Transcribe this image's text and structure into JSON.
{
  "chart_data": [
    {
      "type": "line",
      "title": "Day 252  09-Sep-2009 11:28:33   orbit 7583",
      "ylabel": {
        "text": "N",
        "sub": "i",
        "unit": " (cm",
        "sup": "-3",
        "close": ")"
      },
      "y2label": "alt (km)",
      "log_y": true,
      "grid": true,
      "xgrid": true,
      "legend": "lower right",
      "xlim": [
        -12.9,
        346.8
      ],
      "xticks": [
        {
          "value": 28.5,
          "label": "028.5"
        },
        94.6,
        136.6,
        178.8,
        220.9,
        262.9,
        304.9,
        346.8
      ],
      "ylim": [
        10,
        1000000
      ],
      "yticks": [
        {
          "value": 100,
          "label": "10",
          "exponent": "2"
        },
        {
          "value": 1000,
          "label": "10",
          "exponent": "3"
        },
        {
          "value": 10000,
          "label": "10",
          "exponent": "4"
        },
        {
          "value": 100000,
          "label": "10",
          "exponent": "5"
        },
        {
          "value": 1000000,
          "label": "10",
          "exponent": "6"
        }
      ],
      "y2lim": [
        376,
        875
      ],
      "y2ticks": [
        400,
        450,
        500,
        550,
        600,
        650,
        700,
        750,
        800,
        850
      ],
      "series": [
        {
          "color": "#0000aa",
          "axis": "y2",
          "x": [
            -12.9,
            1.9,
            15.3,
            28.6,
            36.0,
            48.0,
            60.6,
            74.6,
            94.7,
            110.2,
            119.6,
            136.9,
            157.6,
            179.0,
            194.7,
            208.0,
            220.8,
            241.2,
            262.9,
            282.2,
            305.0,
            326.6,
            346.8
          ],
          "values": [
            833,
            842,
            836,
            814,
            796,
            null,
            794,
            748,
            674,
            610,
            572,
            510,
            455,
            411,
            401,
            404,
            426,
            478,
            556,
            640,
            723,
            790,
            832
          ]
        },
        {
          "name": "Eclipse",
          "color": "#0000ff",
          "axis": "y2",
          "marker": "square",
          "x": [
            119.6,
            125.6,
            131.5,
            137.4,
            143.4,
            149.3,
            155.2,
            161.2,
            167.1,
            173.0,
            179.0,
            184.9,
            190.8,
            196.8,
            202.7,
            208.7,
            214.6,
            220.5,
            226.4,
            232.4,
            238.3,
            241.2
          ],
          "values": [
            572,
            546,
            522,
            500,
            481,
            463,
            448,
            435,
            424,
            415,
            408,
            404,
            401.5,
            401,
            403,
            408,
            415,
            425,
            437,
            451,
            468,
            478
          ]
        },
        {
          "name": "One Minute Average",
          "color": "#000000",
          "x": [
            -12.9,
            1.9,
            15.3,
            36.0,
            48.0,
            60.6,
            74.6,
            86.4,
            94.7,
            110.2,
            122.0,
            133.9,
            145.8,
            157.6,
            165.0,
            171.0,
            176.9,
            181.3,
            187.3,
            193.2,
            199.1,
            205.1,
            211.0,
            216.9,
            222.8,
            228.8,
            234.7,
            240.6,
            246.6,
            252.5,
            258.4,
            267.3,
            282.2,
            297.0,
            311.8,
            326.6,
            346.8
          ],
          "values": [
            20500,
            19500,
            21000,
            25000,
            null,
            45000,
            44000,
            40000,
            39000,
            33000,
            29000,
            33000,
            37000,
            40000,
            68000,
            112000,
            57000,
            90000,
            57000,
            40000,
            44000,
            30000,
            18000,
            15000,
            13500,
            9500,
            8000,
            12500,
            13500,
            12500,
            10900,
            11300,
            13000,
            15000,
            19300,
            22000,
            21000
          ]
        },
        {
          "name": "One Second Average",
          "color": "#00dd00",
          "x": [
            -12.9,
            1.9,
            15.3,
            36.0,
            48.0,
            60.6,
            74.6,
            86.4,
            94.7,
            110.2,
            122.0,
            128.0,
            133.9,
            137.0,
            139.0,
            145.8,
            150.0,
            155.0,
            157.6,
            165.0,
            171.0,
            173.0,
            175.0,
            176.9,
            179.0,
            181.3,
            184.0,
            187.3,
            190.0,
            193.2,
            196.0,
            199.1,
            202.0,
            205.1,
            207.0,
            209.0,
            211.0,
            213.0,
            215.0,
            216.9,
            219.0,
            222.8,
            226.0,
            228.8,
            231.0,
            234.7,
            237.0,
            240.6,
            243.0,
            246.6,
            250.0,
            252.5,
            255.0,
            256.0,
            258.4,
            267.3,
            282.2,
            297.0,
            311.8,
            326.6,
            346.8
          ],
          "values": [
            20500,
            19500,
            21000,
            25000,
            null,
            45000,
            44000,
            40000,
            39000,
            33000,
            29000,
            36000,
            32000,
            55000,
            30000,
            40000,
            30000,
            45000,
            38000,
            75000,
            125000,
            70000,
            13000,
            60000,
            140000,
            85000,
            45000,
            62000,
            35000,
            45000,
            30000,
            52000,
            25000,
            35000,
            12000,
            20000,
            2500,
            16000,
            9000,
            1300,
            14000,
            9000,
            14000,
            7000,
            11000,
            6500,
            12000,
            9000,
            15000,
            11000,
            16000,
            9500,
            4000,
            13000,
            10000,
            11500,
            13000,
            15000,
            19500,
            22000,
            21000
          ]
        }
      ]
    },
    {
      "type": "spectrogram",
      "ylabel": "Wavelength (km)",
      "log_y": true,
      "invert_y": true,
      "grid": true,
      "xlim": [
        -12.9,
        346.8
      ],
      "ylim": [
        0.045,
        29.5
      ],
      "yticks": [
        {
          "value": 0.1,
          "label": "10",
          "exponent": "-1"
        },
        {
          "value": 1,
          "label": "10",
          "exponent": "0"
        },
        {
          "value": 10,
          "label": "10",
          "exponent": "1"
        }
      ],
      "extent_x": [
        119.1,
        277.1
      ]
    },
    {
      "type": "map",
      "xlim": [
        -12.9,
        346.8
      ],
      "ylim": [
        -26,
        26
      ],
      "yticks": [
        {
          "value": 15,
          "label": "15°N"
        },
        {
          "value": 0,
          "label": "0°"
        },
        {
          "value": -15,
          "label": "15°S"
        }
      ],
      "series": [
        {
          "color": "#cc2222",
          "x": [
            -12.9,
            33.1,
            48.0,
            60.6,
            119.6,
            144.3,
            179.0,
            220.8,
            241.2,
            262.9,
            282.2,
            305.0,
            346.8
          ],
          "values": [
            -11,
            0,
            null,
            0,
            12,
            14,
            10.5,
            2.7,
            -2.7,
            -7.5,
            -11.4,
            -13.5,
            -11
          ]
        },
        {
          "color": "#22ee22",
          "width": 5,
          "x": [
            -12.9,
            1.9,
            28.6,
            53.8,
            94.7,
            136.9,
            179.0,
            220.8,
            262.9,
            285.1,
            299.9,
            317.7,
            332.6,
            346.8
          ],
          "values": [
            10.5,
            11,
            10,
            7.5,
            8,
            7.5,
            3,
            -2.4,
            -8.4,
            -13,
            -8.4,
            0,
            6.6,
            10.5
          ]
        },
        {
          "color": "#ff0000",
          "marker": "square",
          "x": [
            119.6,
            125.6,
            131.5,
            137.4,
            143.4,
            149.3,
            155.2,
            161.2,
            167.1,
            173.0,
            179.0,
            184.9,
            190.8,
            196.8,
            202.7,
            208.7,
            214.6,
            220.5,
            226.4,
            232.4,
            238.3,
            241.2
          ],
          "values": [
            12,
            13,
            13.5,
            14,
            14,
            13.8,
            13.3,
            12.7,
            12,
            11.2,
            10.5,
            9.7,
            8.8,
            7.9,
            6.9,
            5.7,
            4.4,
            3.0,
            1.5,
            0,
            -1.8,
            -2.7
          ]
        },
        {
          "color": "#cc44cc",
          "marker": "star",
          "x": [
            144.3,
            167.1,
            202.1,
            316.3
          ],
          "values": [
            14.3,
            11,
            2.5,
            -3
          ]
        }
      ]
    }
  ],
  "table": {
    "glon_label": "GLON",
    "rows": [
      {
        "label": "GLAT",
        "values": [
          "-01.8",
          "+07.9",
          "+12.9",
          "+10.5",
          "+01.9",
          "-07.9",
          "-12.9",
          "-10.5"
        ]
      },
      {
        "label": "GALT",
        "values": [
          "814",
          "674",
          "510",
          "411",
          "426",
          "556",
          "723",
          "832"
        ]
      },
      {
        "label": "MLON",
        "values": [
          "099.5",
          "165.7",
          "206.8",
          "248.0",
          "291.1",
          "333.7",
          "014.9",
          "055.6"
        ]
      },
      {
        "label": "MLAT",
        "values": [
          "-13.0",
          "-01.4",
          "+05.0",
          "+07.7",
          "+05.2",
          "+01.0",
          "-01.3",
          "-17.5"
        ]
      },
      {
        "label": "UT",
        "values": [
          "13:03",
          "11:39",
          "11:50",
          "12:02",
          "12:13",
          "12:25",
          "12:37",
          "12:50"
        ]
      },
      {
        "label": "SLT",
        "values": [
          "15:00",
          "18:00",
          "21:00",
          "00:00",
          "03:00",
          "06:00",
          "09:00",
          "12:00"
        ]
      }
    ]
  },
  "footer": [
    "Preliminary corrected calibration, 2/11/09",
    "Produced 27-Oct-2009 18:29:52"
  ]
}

━━━━━━━━━━━━━━━━━━━━━━━━━━━━━━

• What to produce
Copy whichever lines in the listing above contain the word "type".

• Task result
      "type": "line",
      "type": "spectrogram",
      "type": "map",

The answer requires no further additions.